## TASK BRIEF
Will you write out all the entries below exactly?

[Records that describe figures]
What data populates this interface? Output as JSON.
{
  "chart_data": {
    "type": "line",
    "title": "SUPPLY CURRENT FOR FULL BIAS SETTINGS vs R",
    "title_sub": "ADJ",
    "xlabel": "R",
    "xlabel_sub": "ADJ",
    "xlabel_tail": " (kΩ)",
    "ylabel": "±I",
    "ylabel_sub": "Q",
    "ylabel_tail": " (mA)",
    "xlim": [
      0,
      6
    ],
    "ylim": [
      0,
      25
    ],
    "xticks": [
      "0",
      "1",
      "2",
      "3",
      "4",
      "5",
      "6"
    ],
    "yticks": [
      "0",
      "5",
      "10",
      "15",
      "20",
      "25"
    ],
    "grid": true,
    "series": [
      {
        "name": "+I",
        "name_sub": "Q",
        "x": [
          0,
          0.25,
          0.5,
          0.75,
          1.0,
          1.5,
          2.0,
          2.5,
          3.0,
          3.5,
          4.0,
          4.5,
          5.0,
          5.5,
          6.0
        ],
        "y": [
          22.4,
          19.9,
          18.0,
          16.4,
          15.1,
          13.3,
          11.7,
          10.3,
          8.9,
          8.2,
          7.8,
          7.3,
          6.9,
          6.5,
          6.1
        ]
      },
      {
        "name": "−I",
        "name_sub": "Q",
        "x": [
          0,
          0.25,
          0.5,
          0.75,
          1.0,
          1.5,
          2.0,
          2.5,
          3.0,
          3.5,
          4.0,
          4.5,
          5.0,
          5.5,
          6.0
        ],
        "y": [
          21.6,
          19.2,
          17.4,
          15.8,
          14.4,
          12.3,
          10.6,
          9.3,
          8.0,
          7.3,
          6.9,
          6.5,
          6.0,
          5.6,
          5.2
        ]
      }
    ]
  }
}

## THE ANSWER
What data populates this interface? Output as JSON.
{
  "chart_data": {
    "type": "line",
    "title": "SUPPLY CURRENT FOR FULL BIAS SETTINGS vs R",
    "title_sub": "ADJ",
    "xlabel": "R",
    "xlabel_sub": "ADJ",
    "xlabel_tail": " (kΩ)",
    "ylabel": "±I",
    "ylabel_sub": "Q",
    "ylabel_tail": " (mA)",
    "xlim": [
      0,
      6
    ],
    "ylim": [
      0,
      25
    ],
    "xticks": [
      "0",
      "1",
      "2",
      "3",
      "4",
      "5",
      "6"
    ],
    "yticks": [
      "0",
      "5",
      "10",
      "15",
      "20",
      "25"
    ],
    "grid": true,
    "series": [
      {
        "name": "+I",
        "name_sub": "Q",
        "x": [
          0,
          0.25,
          0.5,
          0.75,
          1.0,
          1.5,
          2.0,
          2.5,
          3.0,
          3.5,
          4.0,
          4.5,
          5.0,
          5.5,
          6.0
        ],
        "y": [
          22.4,
          19.9,
          18.0,
          16.4,
          15.1,
          13.3,
          11.7,
          10.3,
          8.9,
          8.2,
          7.8,
          7.3,
          6.9,
          6.5,
          6.1
        ]
      },
      {
        "name": "−I",
        "name_sub": "Q",
        "x": [
          0,
          0.25,
          0.5,
          0.75,
          1.0,
          1.5,
          2.0,
          2.5,
          3.0,
          3.5,
          4.0,
          4.5,
          5.0,
          5.5,
          6.0
        ],
        "y": [
          21.6,
          19.2,
          17.4,
          15.8,
          14.4,
          12.3,
          10.6,
          9.3,
          8.0,
          7.3,
          6.9,
          6.5,
          6.0,
          5.6,
          5.2
        ]
      }
    ]
  }
}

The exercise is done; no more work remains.